AUFGABEN:
(1) Nennen Sie alle Wörter und Wendungen, die im Text über Wolfram Weimer in Anführungszeichen stehen.
(2) Schreiben Sie den Text über Wolfram Weimer ab der Stelle mit den Worten „Immer wieder, wenn“ neu und hören Sie nach „homöopathische Taten gegenüberstehen.“ auf. Setzen Sie dabei „Kulturstaatsminister“ anstelle von „Medienstaatsminister“ ein.
(3) Führen Sie den Text über Wolfram Weimer nach seinem letzten Satz weiter.

VORGEGEBENER TEXT:
Immer wieder, wenn man glaubt, nichts könne einen mehr überraschen, wird man im „besten Deutschland aller Zeiten“ eines Besseren belehrt. So aktuell von Medienstaatsminister Wolfram Weimer, den ich kurz beim „Focus“ als neuen Chefredakteur kennenlernte. Ein Mann der großen Worte, denen oft homöopathische Taten gegenüberstehen.

Bei den Medientagen Mitteldeutschland warnte Wolfram Weimer jetzt vor einem „Mediazid“. Genau den sehe ich auch – wobei ich eher Richtung „Mediasuizid“ tendieren würde. Und genau da geht meine Ansicht und die von Weimer diametral auseinander.

VORLIEGENDE EINTRÄGE:

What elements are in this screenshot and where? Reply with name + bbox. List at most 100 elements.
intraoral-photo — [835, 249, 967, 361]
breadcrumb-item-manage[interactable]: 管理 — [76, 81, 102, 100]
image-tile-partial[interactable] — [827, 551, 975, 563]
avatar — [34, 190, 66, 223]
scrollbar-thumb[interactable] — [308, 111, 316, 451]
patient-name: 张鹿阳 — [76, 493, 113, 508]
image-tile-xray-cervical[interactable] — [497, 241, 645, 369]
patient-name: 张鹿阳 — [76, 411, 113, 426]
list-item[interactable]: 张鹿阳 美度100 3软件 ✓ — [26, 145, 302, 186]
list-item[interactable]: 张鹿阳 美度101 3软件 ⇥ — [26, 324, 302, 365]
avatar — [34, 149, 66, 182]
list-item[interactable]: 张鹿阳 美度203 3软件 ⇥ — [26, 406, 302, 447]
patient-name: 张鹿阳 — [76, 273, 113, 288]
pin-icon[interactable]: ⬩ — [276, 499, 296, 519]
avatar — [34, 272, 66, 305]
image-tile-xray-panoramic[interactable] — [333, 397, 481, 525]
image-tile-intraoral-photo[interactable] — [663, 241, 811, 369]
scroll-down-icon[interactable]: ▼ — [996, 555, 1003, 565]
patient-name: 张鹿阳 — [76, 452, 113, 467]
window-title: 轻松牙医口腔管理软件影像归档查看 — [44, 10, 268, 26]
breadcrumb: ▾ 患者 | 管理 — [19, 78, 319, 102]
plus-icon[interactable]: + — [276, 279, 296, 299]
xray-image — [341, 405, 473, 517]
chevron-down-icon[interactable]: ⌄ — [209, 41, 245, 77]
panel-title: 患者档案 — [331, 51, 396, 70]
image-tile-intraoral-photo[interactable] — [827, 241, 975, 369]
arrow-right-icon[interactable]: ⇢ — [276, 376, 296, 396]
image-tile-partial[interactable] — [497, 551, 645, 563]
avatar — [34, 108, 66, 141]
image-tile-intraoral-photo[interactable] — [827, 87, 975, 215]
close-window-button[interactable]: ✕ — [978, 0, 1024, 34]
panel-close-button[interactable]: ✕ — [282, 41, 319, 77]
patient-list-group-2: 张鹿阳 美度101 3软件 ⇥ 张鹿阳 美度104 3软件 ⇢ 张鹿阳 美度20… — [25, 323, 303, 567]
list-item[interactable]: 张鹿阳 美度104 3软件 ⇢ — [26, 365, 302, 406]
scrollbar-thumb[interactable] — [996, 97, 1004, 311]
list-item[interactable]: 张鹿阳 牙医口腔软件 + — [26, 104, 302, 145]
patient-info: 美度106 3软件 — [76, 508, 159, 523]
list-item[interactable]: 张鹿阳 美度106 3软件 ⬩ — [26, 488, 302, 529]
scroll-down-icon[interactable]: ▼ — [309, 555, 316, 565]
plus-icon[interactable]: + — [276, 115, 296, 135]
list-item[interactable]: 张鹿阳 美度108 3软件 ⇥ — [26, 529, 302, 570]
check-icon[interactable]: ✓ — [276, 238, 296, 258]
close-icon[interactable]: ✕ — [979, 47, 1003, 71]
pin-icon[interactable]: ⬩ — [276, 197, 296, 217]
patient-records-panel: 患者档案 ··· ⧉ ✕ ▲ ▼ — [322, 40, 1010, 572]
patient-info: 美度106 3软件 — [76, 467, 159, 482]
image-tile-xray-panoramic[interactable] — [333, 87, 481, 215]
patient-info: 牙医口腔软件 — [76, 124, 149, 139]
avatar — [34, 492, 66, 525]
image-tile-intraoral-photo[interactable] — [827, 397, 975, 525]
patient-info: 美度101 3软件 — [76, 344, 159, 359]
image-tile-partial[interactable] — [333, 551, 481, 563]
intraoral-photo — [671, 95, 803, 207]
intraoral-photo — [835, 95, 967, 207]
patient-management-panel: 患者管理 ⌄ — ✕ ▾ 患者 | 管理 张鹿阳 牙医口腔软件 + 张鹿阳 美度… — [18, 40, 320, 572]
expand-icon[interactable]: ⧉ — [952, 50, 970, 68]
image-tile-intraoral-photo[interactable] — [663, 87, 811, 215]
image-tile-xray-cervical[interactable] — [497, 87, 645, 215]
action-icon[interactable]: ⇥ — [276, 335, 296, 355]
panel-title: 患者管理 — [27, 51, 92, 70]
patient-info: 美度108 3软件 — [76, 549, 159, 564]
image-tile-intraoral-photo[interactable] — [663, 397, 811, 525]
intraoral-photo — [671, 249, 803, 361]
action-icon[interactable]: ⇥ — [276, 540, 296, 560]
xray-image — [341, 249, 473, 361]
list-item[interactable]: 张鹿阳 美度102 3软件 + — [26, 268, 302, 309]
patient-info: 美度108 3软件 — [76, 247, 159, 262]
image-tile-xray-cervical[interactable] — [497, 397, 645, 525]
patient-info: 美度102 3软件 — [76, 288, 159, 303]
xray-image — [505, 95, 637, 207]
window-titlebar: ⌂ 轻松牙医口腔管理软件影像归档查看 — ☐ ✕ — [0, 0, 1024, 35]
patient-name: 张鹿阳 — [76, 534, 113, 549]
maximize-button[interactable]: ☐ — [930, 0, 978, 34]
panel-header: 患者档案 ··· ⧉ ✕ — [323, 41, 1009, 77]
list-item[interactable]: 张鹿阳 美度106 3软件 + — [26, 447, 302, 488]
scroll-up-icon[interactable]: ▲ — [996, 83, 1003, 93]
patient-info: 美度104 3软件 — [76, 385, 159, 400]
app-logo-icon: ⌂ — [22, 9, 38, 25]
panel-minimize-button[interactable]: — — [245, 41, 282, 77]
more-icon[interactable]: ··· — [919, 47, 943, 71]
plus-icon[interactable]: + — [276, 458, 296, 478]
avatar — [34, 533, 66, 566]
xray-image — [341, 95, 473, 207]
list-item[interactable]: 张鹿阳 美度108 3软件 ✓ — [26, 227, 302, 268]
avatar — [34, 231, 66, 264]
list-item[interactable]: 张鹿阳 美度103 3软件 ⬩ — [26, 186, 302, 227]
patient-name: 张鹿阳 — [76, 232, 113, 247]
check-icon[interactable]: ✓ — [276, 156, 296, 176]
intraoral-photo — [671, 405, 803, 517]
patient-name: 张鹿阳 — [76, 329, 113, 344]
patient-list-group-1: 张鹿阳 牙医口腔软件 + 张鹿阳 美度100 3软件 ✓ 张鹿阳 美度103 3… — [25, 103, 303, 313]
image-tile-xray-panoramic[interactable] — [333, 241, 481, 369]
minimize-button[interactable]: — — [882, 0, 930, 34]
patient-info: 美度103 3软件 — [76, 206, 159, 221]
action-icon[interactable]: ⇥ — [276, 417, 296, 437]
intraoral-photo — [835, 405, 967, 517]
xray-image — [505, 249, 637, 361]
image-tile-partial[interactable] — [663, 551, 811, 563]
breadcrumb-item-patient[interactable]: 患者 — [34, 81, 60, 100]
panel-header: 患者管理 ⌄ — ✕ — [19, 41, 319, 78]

ANTWORTEN NACH NUMMER:
(1) „besten Deutschland aller Zeiten“, „Focus“, „Mediazid“, „Mediasuizid“

(2)
Immer wieder, wenn man glaubt, nichts könne einen mehr überraschen, wird man im „besten Deutschland aller Zeiten“ eines Besseren belehrt. So aktuell von Kulturstaatsminister Wolfram Weimer, den ich kurz beim „Focus“ als neuen Chefredakteur kennenlernte. Ein Mann der großen Worte, denen oft homöopathische Taten gegenüberstehen.

(3)
Der geschäftstüchtige Verleger sieht nämlich die äußeren Umstände als Verursacher für den Niedergang der Branche. Die Details erspare ich Ihnen, Sie können sie sich nicht nur vorstellen, Sie haben sie sicher schon hundertmal gehört – wenn Sie sie sich dennoch noch einmal antun wollen, können Sie das hier.

Schuld sind, wie immer, natürlich auch die großen Plattformen.

„Das Problem ist nur, sie sind so erfolgreich, dass sie unser gesamtes Freiheitssystem zerstören“, sagte Weimer.

Eine Lösung sieht er in einer „Digitalabgabe“.

Ich bin kein Freund der großen Plattformen, und ich sehe, wie fatal sie in vielerlei Hinsicht sind.